Copy out every line that contains the word "facing".

----------------------------------------

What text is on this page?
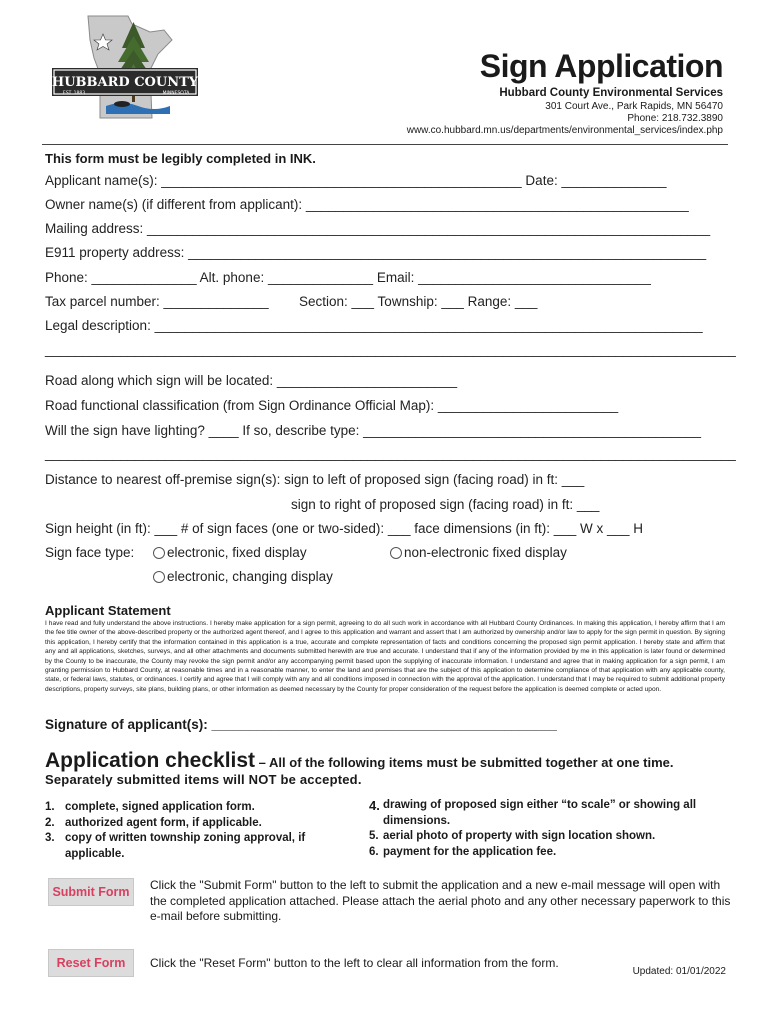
HUBBARD COUNTY
EST. 1883	MINNESOTA
Sign Application
Hubbard County Environmental Services
301 Court Ave., Park Rapids, MN 56470
Phone: 218.732.3890
www.co.hubbard.mn.us/departments/environmental_services/index.php
This form must be legibly completed in INK.
Applicant name(s): ________________________________________________ Date: ______________
Owner name(s) (if different from applicant): ___________________________________________________
Mailing address: ___________________________________________________________________________
E911 property address: _____________________________________________________________________
Phone: ______________ Alt. phone: ______________ Email: _______________________________
Tax parcel number: ______________ Section: ___ Township: ___ Range: ___
Legal description: _________________________________________________________________________
____________________________________________________________________________________________
Road along which sign will be located: ________________________
Road functional classification (from Sign Ordinance Official Map): ________________________
Will the sign have lighting? ____ If so, describe type: _____________________________________________
____________________________________________________________________________________________
Distance to nearest off-premise sign(s): sign to left of proposed sign (facing road) in ft: ___
sign to right of proposed sign (facing road) in ft: ___
Sign height (in ft): ___ # of sign faces (one or two-sided): ___ face dimensions (in ft): ___ W x ___ H
Sign face type:	electronic, fixed display	non-electronic fixed display
electronic, changing display
Applicant Statement
I have read and fully understand the above instructions. I hereby make application for a sign permit, agreeing to do all such work in accordance with all Hubbard County Ordinances. In making this application, I hereby affirm that I am the fee title owner of the above-described property or the authorized agent thereof, and I agree to this application and warrant and assert that I am authorized by ownership and/or law to apply for the sign permit in question. By signing this application, I hereby certify that the information contained in this application is a true, accurate and complete representation of facts and conditions concerning the proposed sign permit application. I hereby state and affirm that any and all applications, sketches, surveys, and all other attachments and documents submitted herewith are true and accurate. I understand that if any of the information provided by me in this application is later found or determined by the County to be inaccurate, the County may revoke the sign permit and/or any accompanying permit based upon the supplying of inaccurate information. I understand and agree that in making application for a sign permit, I am granting permission to Hubbard County, at reasonable times and in a reasonable manner, to enter the land and premises that are the subject of this application to determine compliance of that application with any applicable county, state, or federal laws, statutes, or ordinances. I certify and agree that I will comply with any and all conditions imposed in connection with the approval of the application. I understand that I may be required to submit additional property descriptions, property surveys, site plans, building plans, or other information as deemed necessary by the County for proper consideration of the request before the application is deemed complete or acted upon.
Signature of applicant(s): ______________________________________________
Application checklist – All of the following items must be submitted together at one time.
Separately submitted items will NOT be accepted.
1. complete, signed application form.
2. authorized agent form, if applicable.
3. copy of written township zoning approval, if applicable.
4. drawing of proposed sign either “to scale” or showing all dimensions.
5. aerial photo of property with sign location shown.
6. payment for the application fee.
Submit Form	Click the "Submit Form" button to the left to submit the application and a new e-mail message will open with the completed application attached. Please attach the aerial photo and any other necessary paperwork to this e-mail before submitting.
Reset Form	Click the "Reset Form" button to the left to clear all information from the form.
Updated: 01/01/2022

----------------------------------------

WRITTEN SOLUTION —
Distance to nearest off-premise sign(s): sign to left of proposed sign (facing road) in ft: ___
sign to right of proposed sign (facing road) in ft: ___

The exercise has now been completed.